● **REQUIRED TASK**: Gather every line below where "boquilla" appears.

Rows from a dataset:
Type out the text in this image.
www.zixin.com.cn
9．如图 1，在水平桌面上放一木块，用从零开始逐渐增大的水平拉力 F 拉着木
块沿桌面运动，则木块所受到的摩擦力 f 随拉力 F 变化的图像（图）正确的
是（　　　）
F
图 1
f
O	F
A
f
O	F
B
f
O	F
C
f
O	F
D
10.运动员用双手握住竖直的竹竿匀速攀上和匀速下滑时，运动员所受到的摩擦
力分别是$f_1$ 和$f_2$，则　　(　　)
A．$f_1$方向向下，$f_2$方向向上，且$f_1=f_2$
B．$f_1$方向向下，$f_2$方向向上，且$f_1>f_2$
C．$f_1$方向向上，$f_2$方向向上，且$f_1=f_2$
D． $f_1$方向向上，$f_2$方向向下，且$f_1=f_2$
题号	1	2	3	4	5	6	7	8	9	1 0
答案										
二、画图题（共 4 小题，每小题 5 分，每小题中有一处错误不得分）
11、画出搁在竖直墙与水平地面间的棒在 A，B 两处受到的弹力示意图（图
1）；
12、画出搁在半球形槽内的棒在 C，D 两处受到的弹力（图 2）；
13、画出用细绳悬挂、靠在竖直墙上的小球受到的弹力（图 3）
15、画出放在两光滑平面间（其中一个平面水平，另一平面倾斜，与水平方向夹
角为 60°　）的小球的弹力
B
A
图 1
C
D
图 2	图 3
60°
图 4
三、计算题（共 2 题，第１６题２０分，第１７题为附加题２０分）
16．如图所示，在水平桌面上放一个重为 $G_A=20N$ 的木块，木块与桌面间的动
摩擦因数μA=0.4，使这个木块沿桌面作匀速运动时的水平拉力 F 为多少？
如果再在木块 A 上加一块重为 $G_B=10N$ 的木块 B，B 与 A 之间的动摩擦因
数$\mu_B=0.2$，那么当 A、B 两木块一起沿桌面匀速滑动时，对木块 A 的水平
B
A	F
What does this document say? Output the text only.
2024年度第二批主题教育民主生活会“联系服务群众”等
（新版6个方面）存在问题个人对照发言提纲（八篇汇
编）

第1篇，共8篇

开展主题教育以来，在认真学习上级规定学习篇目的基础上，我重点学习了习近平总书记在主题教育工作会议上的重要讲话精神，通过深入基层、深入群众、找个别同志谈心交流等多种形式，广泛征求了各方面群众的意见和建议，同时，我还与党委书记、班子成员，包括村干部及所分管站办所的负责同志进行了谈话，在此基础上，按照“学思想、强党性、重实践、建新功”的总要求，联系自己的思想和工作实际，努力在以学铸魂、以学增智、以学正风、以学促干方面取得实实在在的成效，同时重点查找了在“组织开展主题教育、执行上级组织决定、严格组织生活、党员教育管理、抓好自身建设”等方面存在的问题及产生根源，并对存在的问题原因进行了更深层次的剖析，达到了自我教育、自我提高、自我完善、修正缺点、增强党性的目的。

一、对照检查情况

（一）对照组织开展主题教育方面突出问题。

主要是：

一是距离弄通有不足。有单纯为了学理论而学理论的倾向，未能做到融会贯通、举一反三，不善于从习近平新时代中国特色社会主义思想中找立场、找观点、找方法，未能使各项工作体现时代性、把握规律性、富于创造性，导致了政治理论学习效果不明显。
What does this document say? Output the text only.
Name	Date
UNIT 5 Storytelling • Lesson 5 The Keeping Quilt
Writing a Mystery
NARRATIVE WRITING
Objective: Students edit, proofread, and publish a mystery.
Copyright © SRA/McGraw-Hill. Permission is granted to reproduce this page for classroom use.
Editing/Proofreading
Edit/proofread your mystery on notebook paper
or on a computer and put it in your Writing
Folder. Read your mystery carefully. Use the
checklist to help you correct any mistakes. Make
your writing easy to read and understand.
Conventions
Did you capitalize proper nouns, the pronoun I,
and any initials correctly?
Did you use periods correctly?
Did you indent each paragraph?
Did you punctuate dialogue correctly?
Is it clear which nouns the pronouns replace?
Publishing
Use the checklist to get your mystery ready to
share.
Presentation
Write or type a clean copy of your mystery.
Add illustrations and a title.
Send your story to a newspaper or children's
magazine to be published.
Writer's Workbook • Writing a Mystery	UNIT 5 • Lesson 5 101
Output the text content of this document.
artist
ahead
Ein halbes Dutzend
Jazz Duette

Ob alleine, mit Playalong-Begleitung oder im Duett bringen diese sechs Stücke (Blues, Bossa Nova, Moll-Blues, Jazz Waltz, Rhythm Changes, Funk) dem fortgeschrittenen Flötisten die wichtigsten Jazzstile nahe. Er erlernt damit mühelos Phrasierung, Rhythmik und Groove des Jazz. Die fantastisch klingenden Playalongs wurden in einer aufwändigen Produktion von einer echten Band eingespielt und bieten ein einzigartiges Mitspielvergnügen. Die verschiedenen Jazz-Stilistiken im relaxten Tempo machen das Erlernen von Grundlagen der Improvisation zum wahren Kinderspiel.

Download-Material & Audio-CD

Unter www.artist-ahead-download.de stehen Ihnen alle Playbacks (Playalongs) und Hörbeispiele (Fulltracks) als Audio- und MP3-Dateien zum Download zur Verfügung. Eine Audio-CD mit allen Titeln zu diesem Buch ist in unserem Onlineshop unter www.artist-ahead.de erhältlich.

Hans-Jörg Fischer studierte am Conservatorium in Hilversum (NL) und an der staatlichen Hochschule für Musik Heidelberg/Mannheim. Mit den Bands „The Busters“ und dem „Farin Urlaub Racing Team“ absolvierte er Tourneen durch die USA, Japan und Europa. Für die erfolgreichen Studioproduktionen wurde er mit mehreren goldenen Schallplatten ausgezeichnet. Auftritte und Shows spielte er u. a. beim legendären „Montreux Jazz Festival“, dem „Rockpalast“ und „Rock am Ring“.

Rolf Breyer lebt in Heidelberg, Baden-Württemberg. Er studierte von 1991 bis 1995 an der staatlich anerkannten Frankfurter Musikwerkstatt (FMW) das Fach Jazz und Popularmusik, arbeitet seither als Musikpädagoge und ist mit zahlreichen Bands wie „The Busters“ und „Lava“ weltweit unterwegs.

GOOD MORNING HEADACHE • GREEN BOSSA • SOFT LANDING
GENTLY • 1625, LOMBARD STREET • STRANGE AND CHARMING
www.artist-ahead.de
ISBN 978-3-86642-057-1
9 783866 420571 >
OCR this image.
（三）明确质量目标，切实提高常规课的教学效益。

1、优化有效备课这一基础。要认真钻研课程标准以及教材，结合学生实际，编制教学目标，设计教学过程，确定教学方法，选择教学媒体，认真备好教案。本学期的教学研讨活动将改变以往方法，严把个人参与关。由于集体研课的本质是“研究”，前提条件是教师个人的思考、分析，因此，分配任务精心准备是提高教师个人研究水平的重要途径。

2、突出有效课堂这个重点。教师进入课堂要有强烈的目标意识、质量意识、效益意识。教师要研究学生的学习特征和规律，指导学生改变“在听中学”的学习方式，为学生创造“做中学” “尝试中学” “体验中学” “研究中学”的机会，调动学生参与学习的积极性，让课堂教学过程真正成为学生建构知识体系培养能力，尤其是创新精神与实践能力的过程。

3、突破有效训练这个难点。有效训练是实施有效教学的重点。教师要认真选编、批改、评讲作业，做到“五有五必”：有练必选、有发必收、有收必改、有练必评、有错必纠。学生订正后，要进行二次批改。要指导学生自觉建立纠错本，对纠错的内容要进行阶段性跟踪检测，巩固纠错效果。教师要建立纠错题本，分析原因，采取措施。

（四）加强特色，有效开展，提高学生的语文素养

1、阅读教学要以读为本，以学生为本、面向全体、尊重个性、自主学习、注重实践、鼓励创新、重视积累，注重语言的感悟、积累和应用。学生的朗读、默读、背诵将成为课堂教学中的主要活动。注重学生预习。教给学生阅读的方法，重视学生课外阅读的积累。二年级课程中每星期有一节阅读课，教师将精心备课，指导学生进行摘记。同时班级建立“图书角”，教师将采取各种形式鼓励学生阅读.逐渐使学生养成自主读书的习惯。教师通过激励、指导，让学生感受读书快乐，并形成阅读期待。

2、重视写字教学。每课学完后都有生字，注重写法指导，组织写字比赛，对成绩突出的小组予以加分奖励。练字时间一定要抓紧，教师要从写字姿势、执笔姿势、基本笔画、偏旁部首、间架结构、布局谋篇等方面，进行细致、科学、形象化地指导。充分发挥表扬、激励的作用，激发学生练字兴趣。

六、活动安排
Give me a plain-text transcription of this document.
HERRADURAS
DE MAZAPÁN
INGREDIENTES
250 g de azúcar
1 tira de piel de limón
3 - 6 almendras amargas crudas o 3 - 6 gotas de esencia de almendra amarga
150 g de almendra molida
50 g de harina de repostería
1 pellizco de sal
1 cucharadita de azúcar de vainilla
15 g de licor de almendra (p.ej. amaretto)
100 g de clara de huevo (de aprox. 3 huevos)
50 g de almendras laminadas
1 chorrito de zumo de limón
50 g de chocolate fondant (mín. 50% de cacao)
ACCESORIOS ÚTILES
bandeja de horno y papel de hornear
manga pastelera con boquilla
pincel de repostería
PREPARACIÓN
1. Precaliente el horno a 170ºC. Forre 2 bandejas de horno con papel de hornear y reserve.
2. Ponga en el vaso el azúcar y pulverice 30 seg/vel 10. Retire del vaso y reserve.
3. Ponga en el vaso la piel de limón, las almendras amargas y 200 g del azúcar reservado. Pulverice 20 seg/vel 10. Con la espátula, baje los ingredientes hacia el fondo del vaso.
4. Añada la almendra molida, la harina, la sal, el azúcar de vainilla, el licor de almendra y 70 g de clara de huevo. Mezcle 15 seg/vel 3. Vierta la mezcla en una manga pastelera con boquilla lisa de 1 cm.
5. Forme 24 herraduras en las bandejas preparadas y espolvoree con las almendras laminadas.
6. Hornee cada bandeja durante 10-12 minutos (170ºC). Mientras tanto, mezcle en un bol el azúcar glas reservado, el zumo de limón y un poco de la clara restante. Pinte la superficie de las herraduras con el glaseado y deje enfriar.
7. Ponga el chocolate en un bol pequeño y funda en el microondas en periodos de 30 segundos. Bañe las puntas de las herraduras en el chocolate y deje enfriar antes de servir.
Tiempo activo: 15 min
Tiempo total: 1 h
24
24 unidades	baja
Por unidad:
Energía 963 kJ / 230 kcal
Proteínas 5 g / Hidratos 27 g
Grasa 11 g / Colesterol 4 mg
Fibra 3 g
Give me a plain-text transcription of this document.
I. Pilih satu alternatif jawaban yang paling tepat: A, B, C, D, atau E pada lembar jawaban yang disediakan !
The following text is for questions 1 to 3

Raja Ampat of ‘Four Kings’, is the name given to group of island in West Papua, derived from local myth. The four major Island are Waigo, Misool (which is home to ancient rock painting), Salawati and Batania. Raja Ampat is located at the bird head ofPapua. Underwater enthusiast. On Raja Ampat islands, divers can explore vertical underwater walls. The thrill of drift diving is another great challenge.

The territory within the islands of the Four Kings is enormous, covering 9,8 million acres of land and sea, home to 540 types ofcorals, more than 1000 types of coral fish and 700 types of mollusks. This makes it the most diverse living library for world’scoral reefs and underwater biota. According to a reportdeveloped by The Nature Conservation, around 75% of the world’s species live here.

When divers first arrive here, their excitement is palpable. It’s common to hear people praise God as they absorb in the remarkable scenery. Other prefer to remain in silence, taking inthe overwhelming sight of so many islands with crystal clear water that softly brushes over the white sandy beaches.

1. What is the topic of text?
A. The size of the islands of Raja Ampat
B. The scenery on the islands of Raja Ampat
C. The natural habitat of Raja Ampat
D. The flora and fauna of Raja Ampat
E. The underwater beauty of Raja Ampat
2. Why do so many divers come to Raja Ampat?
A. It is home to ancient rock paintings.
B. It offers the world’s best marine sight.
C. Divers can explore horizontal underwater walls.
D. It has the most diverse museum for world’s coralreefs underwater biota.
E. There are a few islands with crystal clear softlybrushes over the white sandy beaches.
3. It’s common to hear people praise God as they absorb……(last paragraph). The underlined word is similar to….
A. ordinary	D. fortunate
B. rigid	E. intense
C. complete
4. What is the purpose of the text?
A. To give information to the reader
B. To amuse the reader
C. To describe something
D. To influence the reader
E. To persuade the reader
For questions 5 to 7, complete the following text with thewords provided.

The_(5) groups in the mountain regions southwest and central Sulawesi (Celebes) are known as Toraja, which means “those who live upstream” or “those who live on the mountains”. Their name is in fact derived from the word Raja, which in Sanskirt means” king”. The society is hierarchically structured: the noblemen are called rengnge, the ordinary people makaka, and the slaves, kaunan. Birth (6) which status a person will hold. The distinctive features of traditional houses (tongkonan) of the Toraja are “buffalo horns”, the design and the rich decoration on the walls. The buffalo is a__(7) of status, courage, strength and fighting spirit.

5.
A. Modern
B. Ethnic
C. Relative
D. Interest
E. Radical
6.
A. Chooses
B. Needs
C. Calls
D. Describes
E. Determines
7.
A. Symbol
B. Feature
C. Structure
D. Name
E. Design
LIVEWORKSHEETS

● **THE REPLY**:
manga pastelera con boquilla
4. Añada la almendra molida, la harina, la sal, el azúcar de vainilla, el licor de almendra y 70 g de clara de huevo. Mezcle 15 seg/vel 3. Vierta la mezcla en una manga pastelera con boquilla lisa de 1 cm.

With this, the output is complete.